What the exercise asks →
Of all the lines in the data below, how many contain "KAVA"? Report that number alone.

[Data records]
Start

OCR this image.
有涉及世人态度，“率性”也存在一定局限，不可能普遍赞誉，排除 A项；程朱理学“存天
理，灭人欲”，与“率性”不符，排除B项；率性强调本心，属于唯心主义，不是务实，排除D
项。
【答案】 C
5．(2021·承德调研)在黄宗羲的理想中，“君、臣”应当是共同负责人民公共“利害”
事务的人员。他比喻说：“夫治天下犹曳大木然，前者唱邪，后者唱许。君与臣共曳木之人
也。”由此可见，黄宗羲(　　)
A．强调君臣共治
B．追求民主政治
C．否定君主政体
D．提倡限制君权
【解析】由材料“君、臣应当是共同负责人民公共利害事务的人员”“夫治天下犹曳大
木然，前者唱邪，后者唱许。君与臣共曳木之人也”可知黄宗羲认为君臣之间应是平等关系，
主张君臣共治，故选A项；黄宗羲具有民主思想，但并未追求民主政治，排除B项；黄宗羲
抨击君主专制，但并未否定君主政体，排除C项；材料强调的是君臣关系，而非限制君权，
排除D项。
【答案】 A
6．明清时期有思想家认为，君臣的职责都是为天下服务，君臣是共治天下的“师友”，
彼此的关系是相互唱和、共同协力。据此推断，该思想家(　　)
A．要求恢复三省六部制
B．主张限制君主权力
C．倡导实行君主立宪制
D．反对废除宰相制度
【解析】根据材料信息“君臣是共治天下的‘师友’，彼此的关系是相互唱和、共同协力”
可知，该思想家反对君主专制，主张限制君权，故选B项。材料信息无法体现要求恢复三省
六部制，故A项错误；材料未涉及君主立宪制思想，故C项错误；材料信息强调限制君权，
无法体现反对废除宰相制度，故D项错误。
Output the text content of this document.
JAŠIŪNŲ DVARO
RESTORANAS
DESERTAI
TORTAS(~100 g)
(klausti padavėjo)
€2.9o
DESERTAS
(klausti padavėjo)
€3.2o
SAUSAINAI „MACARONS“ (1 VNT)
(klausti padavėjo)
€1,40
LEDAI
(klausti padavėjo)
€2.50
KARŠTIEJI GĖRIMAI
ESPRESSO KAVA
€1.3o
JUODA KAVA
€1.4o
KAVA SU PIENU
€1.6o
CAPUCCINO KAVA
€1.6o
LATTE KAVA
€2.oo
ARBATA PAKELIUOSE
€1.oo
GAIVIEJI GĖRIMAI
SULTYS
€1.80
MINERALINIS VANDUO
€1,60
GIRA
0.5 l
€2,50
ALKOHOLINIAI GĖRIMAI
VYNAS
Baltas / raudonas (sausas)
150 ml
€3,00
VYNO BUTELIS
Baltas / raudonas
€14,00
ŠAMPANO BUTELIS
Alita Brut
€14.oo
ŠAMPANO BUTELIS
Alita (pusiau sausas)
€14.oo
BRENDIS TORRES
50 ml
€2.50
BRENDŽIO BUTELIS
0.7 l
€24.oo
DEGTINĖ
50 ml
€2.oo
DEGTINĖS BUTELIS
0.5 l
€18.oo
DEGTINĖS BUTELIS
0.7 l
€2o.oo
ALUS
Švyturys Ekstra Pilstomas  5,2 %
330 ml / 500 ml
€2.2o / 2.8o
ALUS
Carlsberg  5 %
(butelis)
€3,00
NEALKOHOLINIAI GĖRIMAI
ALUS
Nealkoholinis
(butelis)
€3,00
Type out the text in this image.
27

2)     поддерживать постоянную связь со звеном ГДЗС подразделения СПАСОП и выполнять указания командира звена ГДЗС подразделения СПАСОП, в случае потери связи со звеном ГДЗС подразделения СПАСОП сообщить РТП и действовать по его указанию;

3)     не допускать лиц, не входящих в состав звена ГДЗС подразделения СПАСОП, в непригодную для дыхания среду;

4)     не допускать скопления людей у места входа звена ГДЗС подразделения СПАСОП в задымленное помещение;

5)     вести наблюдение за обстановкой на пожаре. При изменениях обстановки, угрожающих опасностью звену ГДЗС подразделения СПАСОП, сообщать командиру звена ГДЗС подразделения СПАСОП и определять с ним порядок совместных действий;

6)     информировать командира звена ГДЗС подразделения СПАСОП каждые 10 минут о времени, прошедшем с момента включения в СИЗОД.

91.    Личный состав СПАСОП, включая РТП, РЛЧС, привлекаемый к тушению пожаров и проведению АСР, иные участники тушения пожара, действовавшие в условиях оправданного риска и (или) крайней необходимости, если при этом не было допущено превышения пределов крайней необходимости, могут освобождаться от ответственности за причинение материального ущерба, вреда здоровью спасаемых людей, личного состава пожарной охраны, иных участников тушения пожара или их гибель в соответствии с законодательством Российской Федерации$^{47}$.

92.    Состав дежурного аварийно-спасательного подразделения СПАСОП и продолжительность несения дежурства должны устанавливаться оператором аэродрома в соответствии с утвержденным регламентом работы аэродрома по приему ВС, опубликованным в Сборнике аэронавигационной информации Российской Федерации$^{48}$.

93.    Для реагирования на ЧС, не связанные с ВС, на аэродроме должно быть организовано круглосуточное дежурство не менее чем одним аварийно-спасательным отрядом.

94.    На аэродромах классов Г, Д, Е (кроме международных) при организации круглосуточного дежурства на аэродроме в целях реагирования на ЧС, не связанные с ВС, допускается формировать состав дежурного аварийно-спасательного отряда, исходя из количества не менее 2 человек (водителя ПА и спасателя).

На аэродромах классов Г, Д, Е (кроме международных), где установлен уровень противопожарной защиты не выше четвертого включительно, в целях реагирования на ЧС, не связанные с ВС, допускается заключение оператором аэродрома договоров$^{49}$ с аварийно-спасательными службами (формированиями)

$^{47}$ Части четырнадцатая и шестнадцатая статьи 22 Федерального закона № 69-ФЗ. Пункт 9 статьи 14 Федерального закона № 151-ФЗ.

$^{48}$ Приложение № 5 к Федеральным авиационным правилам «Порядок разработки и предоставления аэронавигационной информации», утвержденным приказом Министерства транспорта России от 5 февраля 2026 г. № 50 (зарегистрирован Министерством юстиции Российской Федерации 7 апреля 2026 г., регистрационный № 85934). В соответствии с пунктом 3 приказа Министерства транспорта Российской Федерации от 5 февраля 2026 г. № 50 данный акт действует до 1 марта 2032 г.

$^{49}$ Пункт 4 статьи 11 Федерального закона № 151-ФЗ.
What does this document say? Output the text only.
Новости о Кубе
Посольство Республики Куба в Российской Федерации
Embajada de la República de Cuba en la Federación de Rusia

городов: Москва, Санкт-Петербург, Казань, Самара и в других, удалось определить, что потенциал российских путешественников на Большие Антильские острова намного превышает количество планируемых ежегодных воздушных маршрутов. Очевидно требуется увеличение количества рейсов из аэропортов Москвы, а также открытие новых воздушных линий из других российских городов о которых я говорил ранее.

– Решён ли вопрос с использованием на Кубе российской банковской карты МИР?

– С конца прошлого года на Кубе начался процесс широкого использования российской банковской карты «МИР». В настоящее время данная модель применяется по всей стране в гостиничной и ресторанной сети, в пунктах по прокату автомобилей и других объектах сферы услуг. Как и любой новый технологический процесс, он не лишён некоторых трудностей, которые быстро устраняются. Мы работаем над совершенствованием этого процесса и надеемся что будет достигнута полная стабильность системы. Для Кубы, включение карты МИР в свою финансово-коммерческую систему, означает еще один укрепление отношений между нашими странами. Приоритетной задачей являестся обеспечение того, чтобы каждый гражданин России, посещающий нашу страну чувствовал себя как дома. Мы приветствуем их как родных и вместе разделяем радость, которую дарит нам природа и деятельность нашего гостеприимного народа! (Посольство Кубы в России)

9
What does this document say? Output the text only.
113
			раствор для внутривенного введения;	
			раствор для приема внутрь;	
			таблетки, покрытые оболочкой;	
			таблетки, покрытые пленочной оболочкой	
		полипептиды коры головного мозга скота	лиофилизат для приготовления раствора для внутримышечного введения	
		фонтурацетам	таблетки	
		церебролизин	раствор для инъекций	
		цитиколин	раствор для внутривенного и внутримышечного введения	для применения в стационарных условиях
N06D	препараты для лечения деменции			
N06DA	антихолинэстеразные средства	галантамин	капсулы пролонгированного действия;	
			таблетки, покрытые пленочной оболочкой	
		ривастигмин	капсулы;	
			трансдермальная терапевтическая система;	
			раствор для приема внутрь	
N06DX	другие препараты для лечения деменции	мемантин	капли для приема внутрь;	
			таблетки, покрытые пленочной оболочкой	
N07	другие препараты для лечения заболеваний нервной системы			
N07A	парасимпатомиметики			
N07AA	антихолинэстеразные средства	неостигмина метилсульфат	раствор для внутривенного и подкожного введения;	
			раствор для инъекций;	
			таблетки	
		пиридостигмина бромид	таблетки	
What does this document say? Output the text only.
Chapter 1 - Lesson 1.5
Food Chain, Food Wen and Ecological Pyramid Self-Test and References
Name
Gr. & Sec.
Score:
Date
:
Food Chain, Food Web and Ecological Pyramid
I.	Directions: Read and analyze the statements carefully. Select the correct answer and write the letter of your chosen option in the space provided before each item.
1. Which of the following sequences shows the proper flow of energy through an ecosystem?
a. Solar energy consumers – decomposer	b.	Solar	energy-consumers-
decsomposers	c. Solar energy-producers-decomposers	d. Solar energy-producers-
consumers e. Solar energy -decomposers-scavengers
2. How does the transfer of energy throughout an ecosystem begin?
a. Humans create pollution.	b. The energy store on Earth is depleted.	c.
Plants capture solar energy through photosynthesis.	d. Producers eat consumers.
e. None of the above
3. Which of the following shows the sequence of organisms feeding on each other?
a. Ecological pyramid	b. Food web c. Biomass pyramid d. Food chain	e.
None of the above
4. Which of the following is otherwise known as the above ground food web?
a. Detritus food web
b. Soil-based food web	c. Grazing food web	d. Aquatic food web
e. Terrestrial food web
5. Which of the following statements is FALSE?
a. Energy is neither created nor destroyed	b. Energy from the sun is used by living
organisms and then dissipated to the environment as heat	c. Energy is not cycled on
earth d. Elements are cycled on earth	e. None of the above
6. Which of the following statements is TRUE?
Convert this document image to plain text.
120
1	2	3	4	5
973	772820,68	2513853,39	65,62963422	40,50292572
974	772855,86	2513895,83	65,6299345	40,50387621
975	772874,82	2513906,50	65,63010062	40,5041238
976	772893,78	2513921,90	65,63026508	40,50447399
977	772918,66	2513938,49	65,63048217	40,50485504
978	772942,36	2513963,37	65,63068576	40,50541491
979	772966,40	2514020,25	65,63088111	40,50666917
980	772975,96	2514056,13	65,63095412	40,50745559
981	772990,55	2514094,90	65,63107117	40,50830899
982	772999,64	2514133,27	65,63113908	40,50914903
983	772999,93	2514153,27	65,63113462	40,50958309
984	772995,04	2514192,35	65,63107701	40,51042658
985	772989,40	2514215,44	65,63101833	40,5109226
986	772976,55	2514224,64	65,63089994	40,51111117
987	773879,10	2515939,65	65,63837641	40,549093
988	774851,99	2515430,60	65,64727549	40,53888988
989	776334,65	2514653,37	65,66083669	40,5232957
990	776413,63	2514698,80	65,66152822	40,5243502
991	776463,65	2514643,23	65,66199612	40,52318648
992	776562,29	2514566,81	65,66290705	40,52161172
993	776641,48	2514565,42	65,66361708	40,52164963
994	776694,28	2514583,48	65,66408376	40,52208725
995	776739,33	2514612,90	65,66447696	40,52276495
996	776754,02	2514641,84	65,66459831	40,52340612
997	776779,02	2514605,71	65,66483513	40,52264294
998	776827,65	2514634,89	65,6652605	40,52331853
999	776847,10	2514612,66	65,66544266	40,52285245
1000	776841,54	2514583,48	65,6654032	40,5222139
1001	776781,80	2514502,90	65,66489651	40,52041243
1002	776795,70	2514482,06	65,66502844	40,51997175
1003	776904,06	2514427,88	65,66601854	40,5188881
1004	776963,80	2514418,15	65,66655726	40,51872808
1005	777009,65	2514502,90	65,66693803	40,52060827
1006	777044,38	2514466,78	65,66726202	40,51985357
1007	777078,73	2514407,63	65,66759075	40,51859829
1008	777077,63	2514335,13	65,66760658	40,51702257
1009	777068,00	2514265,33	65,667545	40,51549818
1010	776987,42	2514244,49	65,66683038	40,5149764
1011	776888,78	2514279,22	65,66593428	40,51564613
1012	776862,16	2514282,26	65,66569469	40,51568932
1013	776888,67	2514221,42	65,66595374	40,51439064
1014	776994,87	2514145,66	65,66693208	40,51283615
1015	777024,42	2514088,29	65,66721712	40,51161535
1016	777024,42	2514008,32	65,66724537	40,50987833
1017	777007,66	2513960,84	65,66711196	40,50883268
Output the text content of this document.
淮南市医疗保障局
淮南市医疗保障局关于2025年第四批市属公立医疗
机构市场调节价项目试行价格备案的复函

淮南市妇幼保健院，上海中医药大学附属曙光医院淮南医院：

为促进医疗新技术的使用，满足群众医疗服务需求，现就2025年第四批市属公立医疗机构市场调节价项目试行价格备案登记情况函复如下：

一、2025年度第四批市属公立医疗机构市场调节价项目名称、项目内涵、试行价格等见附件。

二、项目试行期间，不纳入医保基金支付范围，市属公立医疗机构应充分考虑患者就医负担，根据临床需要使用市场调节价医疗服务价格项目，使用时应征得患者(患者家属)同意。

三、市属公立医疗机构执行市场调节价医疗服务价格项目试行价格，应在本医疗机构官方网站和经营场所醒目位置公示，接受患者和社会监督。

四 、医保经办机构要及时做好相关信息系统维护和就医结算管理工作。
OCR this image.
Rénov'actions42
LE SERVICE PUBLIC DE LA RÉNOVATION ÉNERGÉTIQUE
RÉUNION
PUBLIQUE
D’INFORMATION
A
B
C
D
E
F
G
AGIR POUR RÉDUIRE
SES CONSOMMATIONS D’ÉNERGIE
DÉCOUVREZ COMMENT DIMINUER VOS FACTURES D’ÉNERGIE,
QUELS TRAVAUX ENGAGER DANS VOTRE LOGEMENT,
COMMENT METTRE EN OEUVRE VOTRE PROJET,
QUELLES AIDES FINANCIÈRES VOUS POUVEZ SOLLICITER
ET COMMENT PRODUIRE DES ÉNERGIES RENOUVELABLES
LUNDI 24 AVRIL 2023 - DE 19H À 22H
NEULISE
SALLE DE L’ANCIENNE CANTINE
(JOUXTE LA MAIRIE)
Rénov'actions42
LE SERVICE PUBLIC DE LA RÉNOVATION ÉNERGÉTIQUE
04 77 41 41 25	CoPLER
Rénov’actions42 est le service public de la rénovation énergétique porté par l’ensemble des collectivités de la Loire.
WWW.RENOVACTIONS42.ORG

End

Full output →
5